Please quote the material exactly, every line of it.

● ● ●

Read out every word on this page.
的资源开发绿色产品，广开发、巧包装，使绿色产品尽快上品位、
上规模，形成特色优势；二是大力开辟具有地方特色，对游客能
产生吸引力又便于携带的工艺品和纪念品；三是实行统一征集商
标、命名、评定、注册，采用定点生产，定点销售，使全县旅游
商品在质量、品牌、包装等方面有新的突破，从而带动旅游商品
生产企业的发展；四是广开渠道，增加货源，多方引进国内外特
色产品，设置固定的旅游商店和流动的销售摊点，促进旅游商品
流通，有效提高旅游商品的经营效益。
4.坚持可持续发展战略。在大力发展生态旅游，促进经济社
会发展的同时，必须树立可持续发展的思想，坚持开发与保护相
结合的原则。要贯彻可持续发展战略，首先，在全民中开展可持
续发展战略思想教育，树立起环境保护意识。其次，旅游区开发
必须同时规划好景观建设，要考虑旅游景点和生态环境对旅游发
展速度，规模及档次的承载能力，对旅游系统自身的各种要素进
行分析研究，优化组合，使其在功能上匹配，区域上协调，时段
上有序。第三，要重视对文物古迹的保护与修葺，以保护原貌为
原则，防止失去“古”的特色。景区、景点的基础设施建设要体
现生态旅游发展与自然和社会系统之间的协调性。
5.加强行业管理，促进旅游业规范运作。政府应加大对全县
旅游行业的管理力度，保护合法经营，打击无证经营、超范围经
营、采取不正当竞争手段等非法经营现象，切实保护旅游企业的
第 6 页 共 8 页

● ● ●

*EXERCISE OUTPUT:*
Read out every word on this page.
的资源开发绿色产品，广开发、巧包装，使绿色产品尽快上品位、
上规模，形成特色优势；二是大力开辟具有地方特色，对游客能
产生吸引力又便于携带的工艺品和纪念品；三是实行统一征集商
标、命名、评定、注册，采用定点生产，定点销售，使全县旅游
商品在质量、品牌、包装等方面有新的突破，从而带动旅游商品
生产企业的发展；四是广开渠道，增加货源，多方引进国内外特
色产品，设置固定的旅游商店和流动的销售摊点，促进旅游商品
流通，有效提高旅游商品的经营效益。
4.坚持可持续发展战略。在大力发展生态旅游，促进经济社
会发展的同时，必须树立可持续发展的思想，坚持开发与保护相
结合的原则。要贯彻可持续发展战略，首先，在全民中开展可持
续发展战略思想教育，树立起环境保护意识。其次，旅游区开发
必须同时规划好景观建设，要考虑旅游景点和生态环境对旅游发
展速度，规模及档次的承载能力，对旅游系统自身的各种要素进
行分析研究，优化组合，使其在功能上匹配，区域上协调，时段
上有序。第三，要重视对文物古迹的保护与修葺，以保护原貌为
原则，防止失去“古”的特色。景区、景点的基础设施建设要体
现生态旅游发展与自然和社会系统之间的协调性。
5.加强行业管理，促进旅游业规范运作。政府应加大对全县
旅游行业的管理力度，保护合法经营，打击无证经营、超范围经
营、采取不正当竞争手段等非法经营现象，切实保护旅游企业的
第 6 页 共 8 页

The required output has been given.